* **THE REQUEST**:
Copy each entry as it stands, leaving nothing out.

* **RECORDS SHOWN**:
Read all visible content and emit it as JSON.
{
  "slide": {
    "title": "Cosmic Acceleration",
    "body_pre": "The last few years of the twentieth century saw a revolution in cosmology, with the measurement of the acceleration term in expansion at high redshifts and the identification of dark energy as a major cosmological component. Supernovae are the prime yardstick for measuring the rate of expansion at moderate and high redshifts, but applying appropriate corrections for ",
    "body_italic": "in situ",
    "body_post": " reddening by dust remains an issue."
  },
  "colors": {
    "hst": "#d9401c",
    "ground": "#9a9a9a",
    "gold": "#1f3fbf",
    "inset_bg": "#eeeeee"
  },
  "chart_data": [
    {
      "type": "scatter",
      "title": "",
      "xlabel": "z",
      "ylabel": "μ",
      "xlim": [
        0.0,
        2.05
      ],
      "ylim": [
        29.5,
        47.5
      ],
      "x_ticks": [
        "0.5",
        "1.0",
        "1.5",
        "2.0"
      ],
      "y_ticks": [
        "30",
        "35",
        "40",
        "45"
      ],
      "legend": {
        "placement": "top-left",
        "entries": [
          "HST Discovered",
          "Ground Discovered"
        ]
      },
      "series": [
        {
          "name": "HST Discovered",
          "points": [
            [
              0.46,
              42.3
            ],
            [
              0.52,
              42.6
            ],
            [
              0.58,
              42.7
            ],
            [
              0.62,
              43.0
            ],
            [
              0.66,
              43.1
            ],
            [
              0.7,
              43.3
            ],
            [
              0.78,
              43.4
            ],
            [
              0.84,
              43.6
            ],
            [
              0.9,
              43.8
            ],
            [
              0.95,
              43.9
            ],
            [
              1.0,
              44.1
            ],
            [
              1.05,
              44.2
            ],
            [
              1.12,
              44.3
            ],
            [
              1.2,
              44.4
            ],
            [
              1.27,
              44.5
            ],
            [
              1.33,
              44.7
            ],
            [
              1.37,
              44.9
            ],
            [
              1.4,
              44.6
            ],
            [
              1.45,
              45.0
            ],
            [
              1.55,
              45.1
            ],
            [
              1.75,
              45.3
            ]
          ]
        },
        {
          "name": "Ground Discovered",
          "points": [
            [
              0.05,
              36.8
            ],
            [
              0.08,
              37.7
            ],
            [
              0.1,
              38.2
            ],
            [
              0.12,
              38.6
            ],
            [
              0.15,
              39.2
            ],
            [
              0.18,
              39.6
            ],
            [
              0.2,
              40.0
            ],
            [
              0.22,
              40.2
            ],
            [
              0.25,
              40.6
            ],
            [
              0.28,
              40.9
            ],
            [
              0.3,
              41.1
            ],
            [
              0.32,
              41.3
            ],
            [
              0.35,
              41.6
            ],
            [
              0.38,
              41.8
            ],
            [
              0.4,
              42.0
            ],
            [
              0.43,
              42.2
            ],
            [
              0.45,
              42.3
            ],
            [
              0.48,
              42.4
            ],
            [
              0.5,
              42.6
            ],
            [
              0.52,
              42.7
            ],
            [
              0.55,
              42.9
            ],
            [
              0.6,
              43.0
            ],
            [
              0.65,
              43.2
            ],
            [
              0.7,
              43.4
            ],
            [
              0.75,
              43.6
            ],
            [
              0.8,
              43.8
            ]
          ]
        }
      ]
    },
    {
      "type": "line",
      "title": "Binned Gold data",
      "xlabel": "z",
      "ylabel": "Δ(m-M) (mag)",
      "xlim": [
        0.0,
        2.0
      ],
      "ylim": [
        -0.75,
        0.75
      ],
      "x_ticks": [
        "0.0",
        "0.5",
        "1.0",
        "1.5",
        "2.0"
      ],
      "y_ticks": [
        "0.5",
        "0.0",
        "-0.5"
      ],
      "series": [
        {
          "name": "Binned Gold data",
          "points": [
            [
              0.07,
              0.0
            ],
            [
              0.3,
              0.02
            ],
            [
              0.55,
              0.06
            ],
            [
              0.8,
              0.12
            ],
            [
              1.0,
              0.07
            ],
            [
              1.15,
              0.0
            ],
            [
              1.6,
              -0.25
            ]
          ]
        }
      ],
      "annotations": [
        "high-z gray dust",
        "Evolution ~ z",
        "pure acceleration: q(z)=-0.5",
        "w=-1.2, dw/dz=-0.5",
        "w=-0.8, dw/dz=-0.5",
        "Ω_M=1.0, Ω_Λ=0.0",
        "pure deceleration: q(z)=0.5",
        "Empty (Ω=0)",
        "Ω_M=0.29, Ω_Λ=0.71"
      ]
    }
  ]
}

* **RESULT**:
Read all visible content and emit it as JSON.
{
  "slide": {
    "title": "Cosmic Acceleration",
    "body_pre": "The last few years of the twentieth century saw a revolution in cosmology, with the measurement of the acceleration term in expansion at high redshifts and the identification of dark energy as a major cosmological component. Supernovae are the prime yardstick for measuring the rate of expansion at moderate and high redshifts, but applying appropriate corrections for ",
    "body_italic": "in situ",
    "body_post": " reddening by dust remains an issue."
  },
  "colors": {
    "hst": "#d9401c",
    "ground": "#9a9a9a",
    "gold": "#1f3fbf",
    "inset_bg": "#eeeeee"
  },
  "chart_data": [
    {
      "type": "scatter",
      "title": "",
      "xlabel": "z",
      "ylabel": "μ",
      "xlim": [
        0.0,
        2.05
      ],
      "ylim": [
        29.5,
        47.5
      ],
      "x_ticks": [
        "0.5",
        "1.0",
        "1.5",
        "2.0"
      ],
      "y_ticks": [
        "30",
        "35",
        "40",
        "45"
      ],
      "legend": {
        "placement": "top-left",
        "entries": [
          "HST Discovered",
          "Ground Discovered"
        ]
      },
      "series": [
        {
          "name": "HST Discovered",
          "points": [
            [
              0.46,
              42.3
            ],
            [
              0.52,
              42.6
            ],
            [
              0.58,
              42.7
            ],
            [
              0.62,
              43.0
            ],
            [
              0.66,
              43.1
            ],
            [
              0.7,
              43.3
            ],
            [
              0.78,
              43.4
            ],
            [
              0.84,
              43.6
            ],
            [
              0.9,
              43.8
            ],
            [
              0.95,
              43.9
            ],
            [
              1.0,
              44.1
            ],
            [
              1.05,
              44.2
            ],
            [
              1.12,
              44.3
            ],
            [
              1.2,
              44.4
            ],
            [
              1.27,
              44.5
            ],
            [
              1.33,
              44.7
            ],
            [
              1.37,
              44.9
            ],
            [
              1.4,
              44.6
            ],
            [
              1.45,
              45.0
            ],
            [
              1.55,
              45.1
            ],
            [
              1.75,
              45.3
            ]
          ]
        },
        {
          "name": "Ground Discovered",
          "points": [
            [
              0.05,
              36.8
            ],
            [
              0.08,
              37.7
            ],
            [
              0.1,
              38.2
            ],
            [
              0.12,
              38.6
            ],
            [
              0.15,
              39.2
            ],
            [
              0.18,
              39.6
            ],
            [
              0.2,
              40.0
            ],
            [
              0.22,
              40.2
            ],
            [
              0.25,
              40.6
            ],
            [
              0.28,
              40.9
            ],
            [
              0.3,
              41.1
            ],
            [
              0.32,
              41.3
            ],
            [
              0.35,
              41.6
            ],
            [
              0.38,
              41.8
            ],
            [
              0.4,
              42.0
            ],
            [
              0.43,
              42.2
            ],
            [
              0.45,
              42.3
            ],
            [
              0.48,
              42.4
            ],
            [
              0.5,
              42.6
            ],
            [
              0.52,
              42.7
            ],
            [
              0.55,
              42.9
            ],
            [
              0.6,
              43.0
            ],
            [
              0.65,
              43.2
            ],
            [
              0.7,
              43.4
            ],
            [
              0.75,
              43.6
            ],
            [
              0.8,
              43.8
            ]
          ]
        }
      ]
    },
    {
      "type": "line",
      "title": "Binned Gold data",
      "xlabel": "z",
      "ylabel": "Δ(m-M) (mag)",
      "xlim": [
        0.0,
        2.0
      ],
      "ylim": [
        -0.75,
        0.75
      ],
      "x_ticks": [
        "0.0",
        "0.5",
        "1.0",
        "1.5",
        "2.0"
      ],
      "y_ticks": [
        "0.5",
        "0.0",
        "-0.5"
      ],
      "series": [
        {
          "name": "Binned Gold data",
          "points": [
            [
              0.07,
              0.0
            ],
            [
              0.3,
              0.02
            ],
            [
              0.55,
              0.06
            ],
            [
              0.8,
              0.12
            ],
            [
              1.0,
              0.07
            ],
            [
              1.15,
              0.0
            ],
            [
              1.6,
              -0.25
            ]
          ]
        }
      ],
      "annotations": [
        "high-z gray dust",
        "Evolution ~ z",
        "pure acceleration: q(z)=-0.5",
        "w=-1.2, dw/dz=-0.5",
        "w=-0.8, dw/dz=-0.5",
        "Ω_M=1.0, Ω_Λ=0.0",
        "pure deceleration: q(z)=0.5",
        "Empty (Ω=0)",
        "Ω_M=0.29, Ω_Λ=0.71"
      ]
    }
  ]
}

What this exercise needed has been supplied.